**Data entries:**
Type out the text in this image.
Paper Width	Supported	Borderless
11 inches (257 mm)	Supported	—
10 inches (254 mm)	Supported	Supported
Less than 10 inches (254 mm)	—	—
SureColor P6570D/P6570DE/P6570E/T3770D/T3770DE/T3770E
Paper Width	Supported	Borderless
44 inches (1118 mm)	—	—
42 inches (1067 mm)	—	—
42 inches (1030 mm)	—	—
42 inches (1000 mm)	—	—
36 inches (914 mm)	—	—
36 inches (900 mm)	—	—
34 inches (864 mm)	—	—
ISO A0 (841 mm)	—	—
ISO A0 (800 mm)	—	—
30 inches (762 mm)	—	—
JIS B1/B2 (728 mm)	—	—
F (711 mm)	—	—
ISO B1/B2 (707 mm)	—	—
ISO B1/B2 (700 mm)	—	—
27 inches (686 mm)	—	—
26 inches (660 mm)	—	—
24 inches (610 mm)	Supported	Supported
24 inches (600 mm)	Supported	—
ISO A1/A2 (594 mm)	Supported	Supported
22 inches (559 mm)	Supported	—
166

**What to do:** Write out every entry verbatim.

**Full output:**
Type out the text in this image.
Paper Width	Supported	Borderless
11 inches (257 mm)	Supported	—
10 inches (254 mm)	Supported	Supported
Less than 10 inches (254 mm)	—	—
SureColor P6570D/P6570DE/P6570E/T3770D/T3770DE/T3770E
Paper Width	Supported	Borderless
44 inches (1118 mm)	—	—
42 inches (1067 mm)	—	—
42 inches (1030 mm)	—	—
42 inches (1000 mm)	—	—
36 inches (914 mm)	—	—
36 inches (900 mm)	—	—
34 inches (864 mm)	—	—
ISO A0 (841 mm)	—	—
ISO A0 (800 mm)	—	—
30 inches (762 mm)	—	—
JIS B1/B2 (728 mm)	—	—
F (711 mm)	—	—
ISO B1/B2 (707 mm)	—	—
ISO B1/B2 (700 mm)	—	—
27 inches (686 mm)	—	—
26 inches (660 mm)	—	—
24 inches (610 mm)	Supported	Supported
24 inches (600 mm)	Supported	—
ISO A1/A2 (594 mm)	Supported	Supported
22 inches (559 mm)	Supported	—
166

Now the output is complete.